Aim of the task:
Show every line containing "Panoptikum" by copying it.

Exercise input:
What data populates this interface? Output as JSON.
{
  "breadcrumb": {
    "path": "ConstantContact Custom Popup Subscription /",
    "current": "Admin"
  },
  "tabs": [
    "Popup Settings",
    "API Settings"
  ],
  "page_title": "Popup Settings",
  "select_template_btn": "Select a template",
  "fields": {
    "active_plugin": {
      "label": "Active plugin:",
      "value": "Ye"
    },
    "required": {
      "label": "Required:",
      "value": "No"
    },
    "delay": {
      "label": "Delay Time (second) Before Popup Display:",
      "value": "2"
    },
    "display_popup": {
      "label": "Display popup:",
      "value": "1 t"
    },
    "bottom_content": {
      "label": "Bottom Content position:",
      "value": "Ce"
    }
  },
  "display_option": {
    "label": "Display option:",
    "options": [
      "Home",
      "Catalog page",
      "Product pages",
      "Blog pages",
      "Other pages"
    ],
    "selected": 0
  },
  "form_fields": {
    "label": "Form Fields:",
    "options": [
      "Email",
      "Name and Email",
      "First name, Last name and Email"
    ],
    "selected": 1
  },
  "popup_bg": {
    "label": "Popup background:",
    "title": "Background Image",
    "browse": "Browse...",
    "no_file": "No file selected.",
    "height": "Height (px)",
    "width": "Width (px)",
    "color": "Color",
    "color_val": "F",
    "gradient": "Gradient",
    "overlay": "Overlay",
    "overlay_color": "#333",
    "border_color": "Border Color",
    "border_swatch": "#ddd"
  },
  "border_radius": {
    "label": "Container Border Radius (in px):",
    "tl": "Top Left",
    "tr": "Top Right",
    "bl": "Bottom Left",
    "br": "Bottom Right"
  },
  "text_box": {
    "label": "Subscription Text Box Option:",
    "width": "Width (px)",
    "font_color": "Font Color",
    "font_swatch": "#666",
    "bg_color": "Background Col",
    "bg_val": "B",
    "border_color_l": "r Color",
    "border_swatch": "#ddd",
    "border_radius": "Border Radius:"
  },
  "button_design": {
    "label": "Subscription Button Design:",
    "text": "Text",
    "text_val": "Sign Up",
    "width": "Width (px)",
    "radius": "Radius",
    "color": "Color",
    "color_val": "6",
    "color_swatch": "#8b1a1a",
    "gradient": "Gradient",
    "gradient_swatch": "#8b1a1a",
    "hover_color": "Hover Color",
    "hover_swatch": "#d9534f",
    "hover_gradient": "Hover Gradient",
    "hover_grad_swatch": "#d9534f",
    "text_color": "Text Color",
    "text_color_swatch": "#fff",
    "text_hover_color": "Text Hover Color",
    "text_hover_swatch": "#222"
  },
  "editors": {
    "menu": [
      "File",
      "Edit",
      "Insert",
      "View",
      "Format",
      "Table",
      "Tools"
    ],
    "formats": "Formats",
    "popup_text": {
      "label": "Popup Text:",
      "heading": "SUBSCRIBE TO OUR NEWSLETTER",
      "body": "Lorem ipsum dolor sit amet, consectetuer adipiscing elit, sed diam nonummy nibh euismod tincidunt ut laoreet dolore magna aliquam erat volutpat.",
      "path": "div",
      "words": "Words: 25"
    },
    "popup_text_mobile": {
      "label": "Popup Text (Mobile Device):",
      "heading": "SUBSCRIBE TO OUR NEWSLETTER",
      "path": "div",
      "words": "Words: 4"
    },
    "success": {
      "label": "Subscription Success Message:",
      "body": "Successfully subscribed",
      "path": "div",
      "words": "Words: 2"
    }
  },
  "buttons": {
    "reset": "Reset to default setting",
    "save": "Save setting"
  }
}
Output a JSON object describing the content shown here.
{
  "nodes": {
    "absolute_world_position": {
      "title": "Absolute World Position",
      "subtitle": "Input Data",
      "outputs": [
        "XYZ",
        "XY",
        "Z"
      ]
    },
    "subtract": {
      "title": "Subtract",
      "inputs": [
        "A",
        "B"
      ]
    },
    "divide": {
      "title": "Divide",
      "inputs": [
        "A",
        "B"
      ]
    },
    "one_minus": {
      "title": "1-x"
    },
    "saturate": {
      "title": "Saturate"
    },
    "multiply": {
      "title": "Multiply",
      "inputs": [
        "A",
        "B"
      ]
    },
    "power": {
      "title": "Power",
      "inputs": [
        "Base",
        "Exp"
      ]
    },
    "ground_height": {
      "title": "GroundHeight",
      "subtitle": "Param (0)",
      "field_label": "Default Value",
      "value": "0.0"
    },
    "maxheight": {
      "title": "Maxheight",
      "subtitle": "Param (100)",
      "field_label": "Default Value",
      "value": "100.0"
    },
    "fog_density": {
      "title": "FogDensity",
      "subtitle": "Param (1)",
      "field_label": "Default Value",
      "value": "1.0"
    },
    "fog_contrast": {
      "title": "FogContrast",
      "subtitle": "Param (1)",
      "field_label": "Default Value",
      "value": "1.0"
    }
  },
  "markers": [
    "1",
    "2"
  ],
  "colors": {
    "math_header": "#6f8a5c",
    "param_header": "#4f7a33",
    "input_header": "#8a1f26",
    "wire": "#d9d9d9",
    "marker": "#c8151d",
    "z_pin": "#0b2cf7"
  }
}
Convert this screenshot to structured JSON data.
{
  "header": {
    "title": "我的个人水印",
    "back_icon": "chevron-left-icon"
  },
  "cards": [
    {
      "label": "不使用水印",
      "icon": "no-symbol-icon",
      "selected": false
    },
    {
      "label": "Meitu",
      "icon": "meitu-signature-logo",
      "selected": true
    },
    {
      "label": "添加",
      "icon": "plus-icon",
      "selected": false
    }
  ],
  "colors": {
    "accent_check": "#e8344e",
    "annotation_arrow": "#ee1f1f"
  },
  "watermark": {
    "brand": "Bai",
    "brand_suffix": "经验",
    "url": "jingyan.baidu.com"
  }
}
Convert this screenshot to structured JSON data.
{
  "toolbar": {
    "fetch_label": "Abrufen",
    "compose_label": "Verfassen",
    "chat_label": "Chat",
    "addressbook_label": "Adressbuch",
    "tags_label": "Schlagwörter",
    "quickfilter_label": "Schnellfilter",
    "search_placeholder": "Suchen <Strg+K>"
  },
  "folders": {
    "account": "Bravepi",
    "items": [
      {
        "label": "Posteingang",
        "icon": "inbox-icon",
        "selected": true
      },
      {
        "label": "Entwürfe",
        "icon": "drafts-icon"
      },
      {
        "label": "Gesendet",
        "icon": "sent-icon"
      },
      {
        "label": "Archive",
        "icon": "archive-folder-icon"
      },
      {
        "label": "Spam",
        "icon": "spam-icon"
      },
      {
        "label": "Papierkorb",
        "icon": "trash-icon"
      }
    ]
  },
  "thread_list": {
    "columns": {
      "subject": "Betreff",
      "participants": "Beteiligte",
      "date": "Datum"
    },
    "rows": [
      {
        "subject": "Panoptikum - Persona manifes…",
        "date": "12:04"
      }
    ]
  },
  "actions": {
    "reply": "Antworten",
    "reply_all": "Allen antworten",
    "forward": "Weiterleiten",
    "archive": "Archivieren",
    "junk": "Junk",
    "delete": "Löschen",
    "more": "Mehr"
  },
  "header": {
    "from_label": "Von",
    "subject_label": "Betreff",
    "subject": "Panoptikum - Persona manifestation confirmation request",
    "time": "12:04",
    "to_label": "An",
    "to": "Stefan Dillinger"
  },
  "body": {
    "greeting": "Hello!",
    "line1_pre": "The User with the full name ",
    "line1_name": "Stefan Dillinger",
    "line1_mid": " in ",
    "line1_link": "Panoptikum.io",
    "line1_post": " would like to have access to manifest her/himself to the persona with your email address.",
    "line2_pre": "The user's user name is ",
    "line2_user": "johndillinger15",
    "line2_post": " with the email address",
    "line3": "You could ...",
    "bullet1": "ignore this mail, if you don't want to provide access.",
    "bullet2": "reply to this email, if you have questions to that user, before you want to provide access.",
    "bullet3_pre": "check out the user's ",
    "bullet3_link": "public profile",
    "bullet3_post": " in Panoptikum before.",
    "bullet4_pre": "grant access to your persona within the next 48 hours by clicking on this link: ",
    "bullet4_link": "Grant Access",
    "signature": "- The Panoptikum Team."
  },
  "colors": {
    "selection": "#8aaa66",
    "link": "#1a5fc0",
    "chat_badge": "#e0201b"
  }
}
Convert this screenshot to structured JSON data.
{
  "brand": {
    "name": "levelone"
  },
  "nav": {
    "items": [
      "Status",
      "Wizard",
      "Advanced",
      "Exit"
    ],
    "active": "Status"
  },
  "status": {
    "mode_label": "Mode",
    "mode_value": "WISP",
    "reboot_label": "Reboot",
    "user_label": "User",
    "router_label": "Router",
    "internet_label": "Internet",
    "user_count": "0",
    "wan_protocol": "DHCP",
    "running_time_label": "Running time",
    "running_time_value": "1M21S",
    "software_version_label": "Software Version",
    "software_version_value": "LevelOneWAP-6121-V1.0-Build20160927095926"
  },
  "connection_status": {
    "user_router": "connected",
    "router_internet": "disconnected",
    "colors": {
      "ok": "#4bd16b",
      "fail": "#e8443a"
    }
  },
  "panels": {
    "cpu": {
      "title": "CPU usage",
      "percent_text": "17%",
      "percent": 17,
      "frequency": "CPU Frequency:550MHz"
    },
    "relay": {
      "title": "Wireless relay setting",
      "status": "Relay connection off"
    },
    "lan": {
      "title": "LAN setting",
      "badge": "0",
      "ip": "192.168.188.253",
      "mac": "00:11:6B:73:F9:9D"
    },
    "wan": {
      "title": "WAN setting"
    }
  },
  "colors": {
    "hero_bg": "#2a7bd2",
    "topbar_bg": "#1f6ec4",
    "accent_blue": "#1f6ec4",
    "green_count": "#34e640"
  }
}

Solution for this exercise:
        "subject": "Panoptikum - Persona manifes…",
    "subject": "Panoptikum - Persona manifestation confirmation request",
    "line1_link": "Panoptikum.io",
    "bullet3_post": " in Panoptikum before.",
    "signature": "- The Panoptikum Team."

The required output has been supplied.